**Work required:** In the lawn fertilizer post, rewrite the passage between "Even with good" and "the seasons NITROGEN.", inclusive, putting "grass" in place of "turf".

**Source:**
[start]

I'd rather have 2.5# of N with ALLof it being used,,, than have 4# of N with less than half being used...

The difference is in the soil whether it is organic or synthetic doesn't matter... cultural practices based on knowledge of your soil will determine your 'timing'... "Timing" will determine whether the N is wasted or the soil is building/losing structure...

Even with good soil and using a little synfert on that good soil,,, goes a long way... never settle for LESS VIBRANT lawns...
Could not agree more. If you miss the September and November applications of fertilizer for growing zones similar to mine. The turf suffers a major loss that is tough to recover from. Just last week I came across a publication from University of Idaho and they FLAT OUT SAID, 75% of the seasons nitrogen NEEDS to go down between September to November. This is more than what Purdue states even at the 2/3 rate or 66% of the seasons NITROGEN.

So I ask why are so many Application Co. Putting down fast release heavy applications in the Spring...? Creating mowing nightmares for clients and contractors...? The big Ap Co. here are putting down fert on frozen ground way to early....?

[end]

**Data section:**

[start]

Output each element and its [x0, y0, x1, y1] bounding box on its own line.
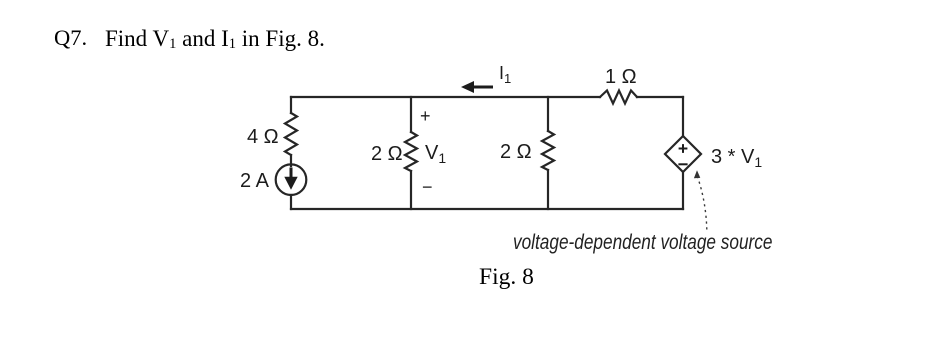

[end]

**Output of the exercise:**
Even with good soil and using a little synfert on that good soil,,, goes a long way... never settle for LESS VIBRANT lawns...
Could not agree more. If you miss the September and November applications of fertilizer for growing zones similar to mine. The grass suffers a major loss that is tough to recover from. Just last week I came across a publication from University of Idaho and they FLAT OUT SAID, 75% of the seasons nitrogen NEEDS to go down between September to November. This is more than what Purdue states even at the 2/3 rate or 66% of the seasons NITROGEN.